Your objective: Copy every line that contains the string "years" from the entries below.

(Figure dataset records)
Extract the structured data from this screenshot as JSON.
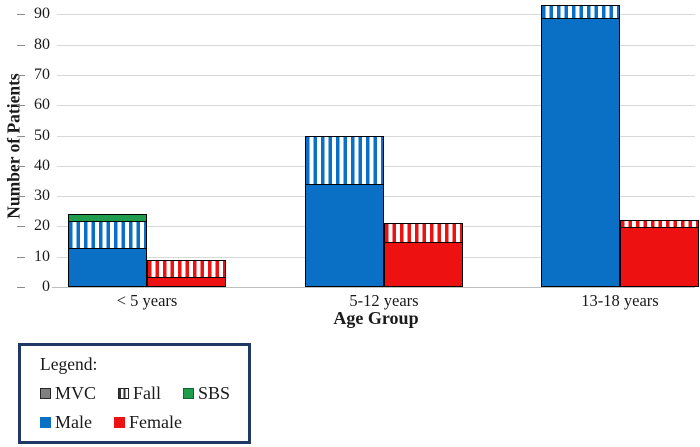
{
  "colors": {
    "male_blue": "#0A70C5",
    "female_red": "#EE1111",
    "sbs_green": "#1F9D4D",
    "mvc_gray": "#808080",
    "legend_border_navy": "#1F3864",
    "gridline_gray": "#D8D8D8"
  },
  "chart_data": {
    "type": "bar",
    "stacked": true,
    "title": "",
    "xlabel": "Age Group",
    "ylabel": "Number of Patients",
    "ylim": [
      0,
      90
    ],
    "yticks": [
      0,
      10,
      20,
      30,
      40,
      50,
      60,
      70,
      80,
      90
    ],
    "grid": true,
    "categories": [
      "< 5 years",
      "5-12 years",
      "13-18 years"
    ],
    "bars_per_category": [
      "male",
      "female"
    ],
    "groups": [
      {
        "category": "< 5 years",
        "male_bar": {
          "total": 24,
          "segments": [
            {
              "name": "Male",
              "value": 13,
              "style": "solid-blue"
            },
            {
              "name": "Fall",
              "value": 9,
              "style": "striped-blue"
            },
            {
              "name": "SBS",
              "value": 2,
              "style": "solid-green"
            }
          ]
        },
        "female_bar": {
          "total": 9,
          "segments": [
            {
              "name": "Female",
              "value": 3,
              "style": "solid-red"
            },
            {
              "name": "Fall",
              "value": 6,
              "style": "striped-red"
            }
          ]
        }
      },
      {
        "category": "5-12 years",
        "male_bar": {
          "total": 50,
          "segments": [
            {
              "name": "Male",
              "value": 34,
              "style": "solid-blue"
            },
            {
              "name": "Fall",
              "value": 16,
              "style": "striped-blue"
            }
          ]
        },
        "female_bar": {
          "total": 21,
          "segments": [
            {
              "name": "Female",
              "value": 15,
              "style": "solid-red"
            },
            {
              "name": "Fall",
              "value": 6,
              "style": "striped-red"
            }
          ]
        }
      },
      {
        "category": "13-18 years",
        "male_bar": {
          "total": 93,
          "segments": [
            {
              "name": "Male",
              "value": 89,
              "style": "solid-blue"
            },
            {
              "name": "Fall",
              "value": 4,
              "style": "striped-blue"
            }
          ]
        },
        "female_bar": {
          "total": 22,
          "segments": [
            {
              "name": "Female",
              "value": 20,
              "style": "solid-red"
            },
            {
              "name": "Fall",
              "value": 2,
              "style": "striped-red"
            }
          ]
        }
      }
    ],
    "legend": {
      "title": "Legend:",
      "position": "bottom-left",
      "items": [
        {
          "label": "MVC",
          "swatch": "mvc",
          "row": 1
        },
        {
          "label": "Fall",
          "swatch": "fall",
          "row": 1
        },
        {
          "label": "SBS",
          "swatch": "sbs",
          "row": 1
        },
        {
          "label": "Male",
          "swatch": "male",
          "row": 2
        },
        {
          "label": "Female",
          "swatch": "female",
          "row": 2
        }
      ]
    }
  }
}
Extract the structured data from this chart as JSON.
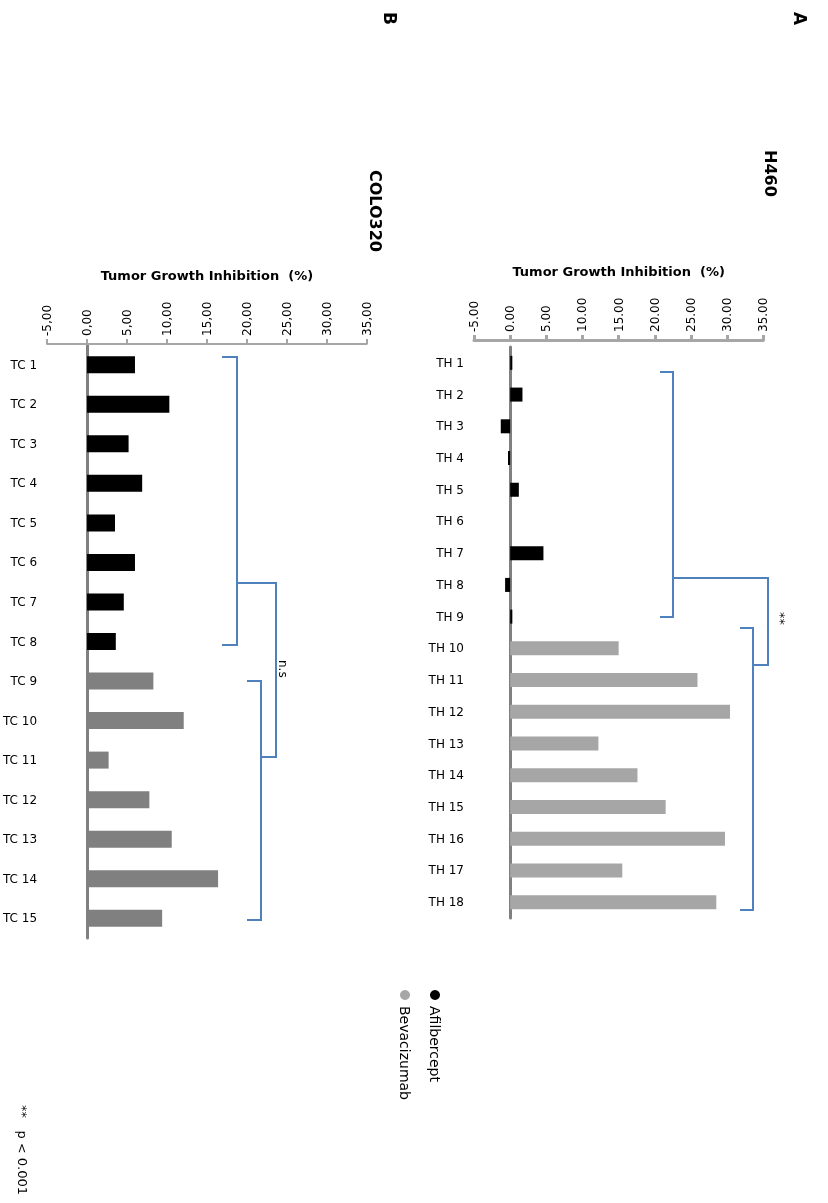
{
  "chart_data": [
    {
      "type": "bar",
      "orientation": "horizontal",
      "title": "H460",
      "xlabel": "Tumor Growth Inhibition  (%)",
      "categories": [
        "TH 1",
        "TH 2",
        "TH 3",
        "TH 4",
        "TH 5",
        "TH 6",
        "TH 7",
        "TH 8",
        "TH 9",
        "TH 10",
        "TH 11",
        "TH 12",
        "TH 13",
        "TH 14",
        "TH 15",
        "TH 16",
        "TH 17",
        "TH 18"
      ],
      "series": [
        {
          "name": "Afilbercept",
          "color": "#000000",
          "values": [
            0.3,
            1.7,
            -1.3,
            -0.3,
            1.2,
            0,
            4.6,
            -0.7,
            0.3,
            null,
            null,
            null,
            null,
            null,
            null,
            null,
            null,
            null
          ]
        },
        {
          "name": "Bevacizumab",
          "color": "#a6a6a6",
          "values": [
            null,
            null,
            null,
            null,
            null,
            null,
            null,
            null,
            null,
            15.0,
            25.9,
            30.4,
            12.2,
            17.6,
            21.5,
            29.7,
            15.5,
            28.5
          ]
        }
      ],
      "xlim": [
        -5,
        35
      ],
      "xticks": [
        {
          "value": -5,
          "label": "-5.00"
        },
        {
          "value": 0,
          "label": "0.00"
        },
        {
          "value": 5,
          "label": "5.00"
        },
        {
          "value": 10,
          "label": "10.00"
        },
        {
          "value": 15,
          "label": "15.00"
        },
        {
          "value": 20,
          "label": "20.00"
        },
        {
          "value": 25,
          "label": "25.00"
        },
        {
          "value": 30,
          "label": "30.00"
        },
        {
          "value": 35,
          "label": "35.00"
        }
      ],
      "legend": "bottom",
      "annotations": [
        "A",
        "**"
      ]
    },
    {
      "type": "bar",
      "orientation": "horizontal",
      "title": "COLO320",
      "xlabel": "Tumor Growth Inhibition  (%)",
      "categories": [
        "TC 1",
        "TC 2",
        "TC 3",
        "TC 4",
        "TC 5",
        "TC 6",
        "TC 7",
        "TC 8",
        "TC 9",
        "TC 10",
        "TC 11",
        "TC 12",
        "TC 13",
        "TC 14",
        "TC 15"
      ],
      "series": [
        {
          "color": "#000000",
          "values": [
            6.0,
            10.3,
            5.2,
            6.9,
            3.5,
            6.0,
            4.6,
            3.6,
            null,
            null,
            null,
            null,
            null,
            null,
            null
          ]
        },
        {
          "color": "#808080",
          "values": [
            null,
            null,
            null,
            null,
            null,
            null,
            null,
            null,
            8.3,
            12.1,
            2.7,
            7.8,
            10.6,
            16.4,
            9.4
          ]
        }
      ],
      "xlim": [
        -5,
        35
      ],
      "xticks": [
        {
          "value": -5,
          "label": "-5,00"
        },
        {
          "value": 0,
          "label": "0,00"
        },
        {
          "value": 5,
          "label": "5,00"
        },
        {
          "value": 10,
          "label": "10,00"
        },
        {
          "value": 15,
          "label": "15,00"
        },
        {
          "value": 20,
          "label": "20,00"
        },
        {
          "value": 25,
          "label": "25,00"
        },
        {
          "value": 30,
          "label": "30,00"
        },
        {
          "value": 35,
          "label": "35,00"
        }
      ],
      "annotations": [
        "B",
        "n.s",
        "**   p < 0.001"
      ]
    }
  ]
}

Result for this exercise:
      "< 5 years",
      "5-12 years",
      "13-18 years"
        "category": "< 5 years",
        "category": "5-12 years",
        "category": "13-18 years",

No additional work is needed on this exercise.